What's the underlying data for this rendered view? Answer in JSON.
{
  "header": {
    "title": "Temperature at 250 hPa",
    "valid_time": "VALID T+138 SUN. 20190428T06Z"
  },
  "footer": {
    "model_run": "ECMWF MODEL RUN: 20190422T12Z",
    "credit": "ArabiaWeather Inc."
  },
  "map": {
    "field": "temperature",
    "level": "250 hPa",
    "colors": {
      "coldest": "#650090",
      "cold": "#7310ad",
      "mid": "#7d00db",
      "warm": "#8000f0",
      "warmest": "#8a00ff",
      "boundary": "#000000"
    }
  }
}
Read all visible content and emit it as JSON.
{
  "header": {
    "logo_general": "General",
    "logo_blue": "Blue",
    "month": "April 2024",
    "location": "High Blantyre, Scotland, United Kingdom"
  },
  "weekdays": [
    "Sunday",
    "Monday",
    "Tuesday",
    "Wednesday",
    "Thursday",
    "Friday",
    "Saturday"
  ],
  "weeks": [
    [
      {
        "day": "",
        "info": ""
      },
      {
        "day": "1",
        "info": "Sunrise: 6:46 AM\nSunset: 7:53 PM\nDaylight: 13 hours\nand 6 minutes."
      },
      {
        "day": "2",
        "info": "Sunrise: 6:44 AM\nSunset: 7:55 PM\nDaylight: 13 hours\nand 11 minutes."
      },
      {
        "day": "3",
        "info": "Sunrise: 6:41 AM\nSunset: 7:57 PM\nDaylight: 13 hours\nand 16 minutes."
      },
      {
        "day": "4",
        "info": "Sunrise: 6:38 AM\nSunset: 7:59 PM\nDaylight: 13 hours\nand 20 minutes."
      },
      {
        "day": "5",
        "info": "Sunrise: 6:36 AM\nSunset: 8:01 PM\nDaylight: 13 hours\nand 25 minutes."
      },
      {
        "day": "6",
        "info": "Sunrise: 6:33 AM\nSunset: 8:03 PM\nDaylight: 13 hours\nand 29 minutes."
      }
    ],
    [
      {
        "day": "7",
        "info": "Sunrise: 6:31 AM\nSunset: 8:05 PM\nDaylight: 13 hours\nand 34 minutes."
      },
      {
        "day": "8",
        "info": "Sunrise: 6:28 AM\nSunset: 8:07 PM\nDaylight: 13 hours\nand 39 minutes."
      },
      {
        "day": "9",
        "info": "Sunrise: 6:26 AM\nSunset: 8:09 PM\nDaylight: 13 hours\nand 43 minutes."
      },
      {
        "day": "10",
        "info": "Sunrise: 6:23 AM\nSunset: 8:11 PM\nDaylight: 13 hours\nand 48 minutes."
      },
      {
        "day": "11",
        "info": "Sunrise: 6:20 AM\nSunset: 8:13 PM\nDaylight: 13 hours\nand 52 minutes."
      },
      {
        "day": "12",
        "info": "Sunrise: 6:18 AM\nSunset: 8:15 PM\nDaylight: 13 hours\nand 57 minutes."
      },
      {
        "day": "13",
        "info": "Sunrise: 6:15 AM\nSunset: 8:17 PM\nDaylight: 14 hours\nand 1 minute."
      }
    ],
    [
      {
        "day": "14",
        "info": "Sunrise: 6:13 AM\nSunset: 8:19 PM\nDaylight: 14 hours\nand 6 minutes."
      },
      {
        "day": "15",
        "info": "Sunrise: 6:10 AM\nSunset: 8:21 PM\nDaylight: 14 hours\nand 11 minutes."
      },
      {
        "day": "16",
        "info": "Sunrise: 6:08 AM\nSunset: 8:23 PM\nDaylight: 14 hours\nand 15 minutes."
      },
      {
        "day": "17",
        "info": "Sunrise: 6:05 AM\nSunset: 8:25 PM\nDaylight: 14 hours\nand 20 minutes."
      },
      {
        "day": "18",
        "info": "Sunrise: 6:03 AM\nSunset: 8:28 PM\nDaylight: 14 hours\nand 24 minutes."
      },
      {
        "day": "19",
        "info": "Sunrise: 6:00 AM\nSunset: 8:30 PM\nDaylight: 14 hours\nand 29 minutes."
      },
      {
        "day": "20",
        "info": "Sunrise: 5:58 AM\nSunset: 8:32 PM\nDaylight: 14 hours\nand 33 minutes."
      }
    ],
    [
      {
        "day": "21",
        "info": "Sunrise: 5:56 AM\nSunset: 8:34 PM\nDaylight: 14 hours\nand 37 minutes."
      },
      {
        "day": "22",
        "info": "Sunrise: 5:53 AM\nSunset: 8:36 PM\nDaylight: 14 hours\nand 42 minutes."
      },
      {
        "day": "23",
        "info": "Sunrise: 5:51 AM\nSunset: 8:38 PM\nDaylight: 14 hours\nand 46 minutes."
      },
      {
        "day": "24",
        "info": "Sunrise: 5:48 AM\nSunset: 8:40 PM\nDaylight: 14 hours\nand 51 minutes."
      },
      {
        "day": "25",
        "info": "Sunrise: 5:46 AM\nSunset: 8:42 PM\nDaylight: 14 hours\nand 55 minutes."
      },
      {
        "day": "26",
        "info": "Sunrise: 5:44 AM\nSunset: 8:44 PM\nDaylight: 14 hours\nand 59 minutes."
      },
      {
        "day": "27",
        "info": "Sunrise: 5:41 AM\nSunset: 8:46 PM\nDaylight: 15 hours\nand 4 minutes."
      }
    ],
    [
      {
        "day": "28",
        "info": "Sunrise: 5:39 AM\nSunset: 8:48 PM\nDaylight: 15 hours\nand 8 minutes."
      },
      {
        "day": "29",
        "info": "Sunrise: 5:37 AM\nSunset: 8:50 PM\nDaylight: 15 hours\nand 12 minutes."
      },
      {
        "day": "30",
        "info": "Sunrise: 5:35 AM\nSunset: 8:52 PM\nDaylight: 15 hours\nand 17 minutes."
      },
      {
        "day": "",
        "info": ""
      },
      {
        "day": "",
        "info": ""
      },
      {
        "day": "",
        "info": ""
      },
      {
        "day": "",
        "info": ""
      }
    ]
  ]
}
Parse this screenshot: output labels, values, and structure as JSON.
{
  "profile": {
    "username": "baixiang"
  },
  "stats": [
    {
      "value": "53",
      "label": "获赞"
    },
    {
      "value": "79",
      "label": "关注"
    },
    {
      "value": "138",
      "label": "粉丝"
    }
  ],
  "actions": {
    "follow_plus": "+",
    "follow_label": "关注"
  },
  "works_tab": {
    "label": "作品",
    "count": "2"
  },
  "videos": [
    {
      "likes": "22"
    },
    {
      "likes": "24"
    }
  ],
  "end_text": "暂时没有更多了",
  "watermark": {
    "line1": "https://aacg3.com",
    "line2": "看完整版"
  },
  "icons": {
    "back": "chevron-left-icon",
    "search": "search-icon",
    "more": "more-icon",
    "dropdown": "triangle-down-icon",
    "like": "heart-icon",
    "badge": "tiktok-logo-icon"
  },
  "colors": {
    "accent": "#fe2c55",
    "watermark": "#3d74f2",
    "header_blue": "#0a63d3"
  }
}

+ + +

Short exercise:
Output the full listing exactly as it stands.

Answer to the exercise:
What's the underlying data for this rendered view? Answer in JSON.
{
  "header": {
    "title": "Temperature at 250 hPa",
    "valid_time": "VALID T+138 SUN. 20190428T06Z"
  },
  "footer": {
    "model_run": "ECMWF MODEL RUN: 20190422T12Z",
    "credit": "ArabiaWeather Inc."
  },
  "map": {
    "field": "temperature",
    "level": "250 hPa",
    "colors": {
      "coldest": "#650090",
      "cold": "#7310ad",
      "mid": "#7d00db",
      "warm": "#8000f0",
      "warmest": "#8a00ff",
      "boundary": "#000000"
    }
  }
}
Read all visible content and emit it as JSON.
{
  "header": {
    "logo_general": "General",
    "logo_blue": "Blue",
    "month": "April 2024",
    "location": "High Blantyre, Scotland, United Kingdom"
  },
  "weekdays": [
    "Sunday",
    "Monday",
    "Tuesday",
    "Wednesday",
    "Thursday",
    "Friday",
    "Saturday"
  ],
  "weeks": [
    [
      {
        "day": "",
        "info": ""
      },
      {
        "day": "1",
        "info": "Sunrise: 6:46 AM\nSunset: 7:53 PM\nDaylight: 13 hours\nand 6 minutes."
      },
      {
        "day": "2",
        "info": "Sunrise: 6:44 AM\nSunset: 7:55 PM\nDaylight: 13 hours\nand 11 minutes."
      },
      {
        "day": "3",
        "info": "Sunrise: 6:41 AM\nSunset: 7:57 PM\nDaylight: 13 hours\nand 16 minutes."
      },
      {
        "day": "4",
        "info": "Sunrise: 6:38 AM\nSunset: 7:59 PM\nDaylight: 13 hours\nand 20 minutes."
      },
      {
        "day": "5",
        "info": "Sunrise: 6:36 AM\nSunset: 8:01 PM\nDaylight: 13 hours\nand 25 minutes."
      },
      {
        "day": "6",
        "info": "Sunrise: 6:33 AM\nSunset: 8:03 PM\nDaylight: 13 hours\nand 29 minutes."
      }
    ],
    [
      {
        "day": "7",
        "info": "Sunrise: 6:31 AM\nSunset: 8:05 PM\nDaylight: 13 hours\nand 34 minutes."
      },
      {
        "day": "8",
        "info": "Sunrise: 6:28 AM\nSunset: 8:07 PM\nDaylight: 13 hours\nand 39 minutes."
      },
      {
        "day": "9",
        "info": "Sunrise: 6:26 AM\nSunset: 8:09 PM\nDaylight: 13 hours\nand 43 minutes."
      },
      {
        "day": "10",
        "info": "Sunrise: 6:23 AM\nSunset: 8:11 PM\nDaylight: 13 hours\nand 48 minutes."
      },
      {
        "day": "11",
        "info": "Sunrise: 6:20 AM\nSunset: 8:13 PM\nDaylight: 13 hours\nand 52 minutes."
      },
      {
        "day": "12",
        "info": "Sunrise: 6:18 AM\nSunset: 8:15 PM\nDaylight: 13 hours\nand 57 minutes."
      },
      {
        "day": "13",
        "info": "Sunrise: 6:15 AM\nSunset: 8:17 PM\nDaylight: 14 hours\nand 1 minute."
      }
    ],
    [
      {
        "day": "14",
        "info": "Sunrise: 6:13 AM\nSunset: 8:19 PM\nDaylight: 14 hours\nand 6 minutes."
      },
      {
        "day": "15",
        "info": "Sunrise: 6:10 AM\nSunset: 8:21 PM\nDaylight: 14 hours\nand 11 minutes."
      },
      {
        "day": "16",
        "info": "Sunrise: 6:08 AM\nSunset: 8:23 PM\nDaylight: 14 hours\nand 15 minutes."
      },
      {
        "day": "17",
        "info": "Sunrise: 6:05 AM\nSunset: 8:25 PM\nDaylight: 14 hours\nand 20 minutes."
      },
      {
        "day": "18",
        "info": "Sunrise: 6:03 AM\nSunset: 8:28 PM\nDaylight: 14 hours\nand 24 minutes."
      },
      {
        "day": "19",
        "info": "Sunrise: 6:00 AM\nSunset: 8:30 PM\nDaylight: 14 hours\nand 29 minutes."
      },
      {
        "day": "20",
        "info": "Sunrise: 5:58 AM\nSunset: 8:32 PM\nDaylight: 14 hours\nand 33 minutes."
      }
    ],
    [
      {
        "day": "21",
        "info": "Sunrise: 5:56 AM\nSunset: 8:34 PM\nDaylight: 14 hours\nand 37 minutes."
      },
      {
        "day": "22",
        "info": "Sunrise: 5:53 AM\nSunset: 8:36 PM\nDaylight: 14 hours\nand 42 minutes."
      },
      {
        "day": "23",
        "info": "Sunrise: 5:51 AM\nSunset: 8:38 PM\nDaylight: 14 hours\nand 46 minutes."
      },
      {
        "day": "24",
        "info": "Sunrise: 5:48 AM\nSunset: 8:40 PM\nDaylight: 14 hours\nand 51 minutes."
      },
      {
        "day": "25",
        "info": "Sunrise: 5:46 AM\nSunset: 8:42 PM\nDaylight: 14 hours\nand 55 minutes."
      },
      {
        "day": "26",
        "info": "Sunrise: 5:44 AM\nSunset: 8:44 PM\nDaylight: 14 hours\nand 59 minutes."
      },
      {
        "day": "27",
        "info": "Sunrise: 5:41 AM\nSunset: 8:46 PM\nDaylight: 15 hours\nand 4 minutes."
      }
    ],
    [
      {
        "day": "28",
        "info": "Sunrise: 5:39 AM\nSunset: 8:48 PM\nDaylight: 15 hours\nand 8 minutes."
      },
      {
        "day": "29",
        "info": "Sunrise: 5:37 AM\nSunset: 8:50 PM\nDaylight: 15 hours\nand 12 minutes."
      },
      {
        "day": "30",
        "info": "Sunrise: 5:35 AM\nSunset: 8:52 PM\nDaylight: 15 hours\nand 17 minutes."
      },
      {
        "day": "",
        "info": ""
      },
      {
        "day": "",
        "info": ""
      },
      {
        "day": "",
        "info": ""
      },
      {
        "day": "",
        "info": ""
      }
    ]
  ]
}
Parse this screenshot: output labels, values, and structure as JSON.
{
  "profile": {
    "username": "baixiang"
  },
  "stats": [
    {
      "value": "53",
      "label": "获赞"
    },
    {
      "value": "79",
      "label": "关注"
    },
    {
      "value": "138",
      "label": "粉丝"
    }
  ],
  "actions": {
    "follow_plus": "+",
    "follow_label": "关注"
  },
  "works_tab": {
    "label": "作品",
    "count": "2"
  },
  "videos": [
    {
      "likes": "22"
    },
    {
      "likes": "24"
    }
  ],
  "end_text": "暂时没有更多了",
  "watermark": {
    "line1": "https://aacg3.com",
    "line2": "看完整版"
  },
  "icons": {
    "back": "chevron-left-icon",
    "search": "search-icon",
    "more": "more-icon",
    "dropdown": "triangle-down-icon",
    "like": "heart-icon",
    "badge": "tiktok-logo-icon"
  },
  "colors": {
    "accent": "#fe2c55",
    "watermark": "#3d74f2",
    "header_blue": "#0a63d3"
  }
}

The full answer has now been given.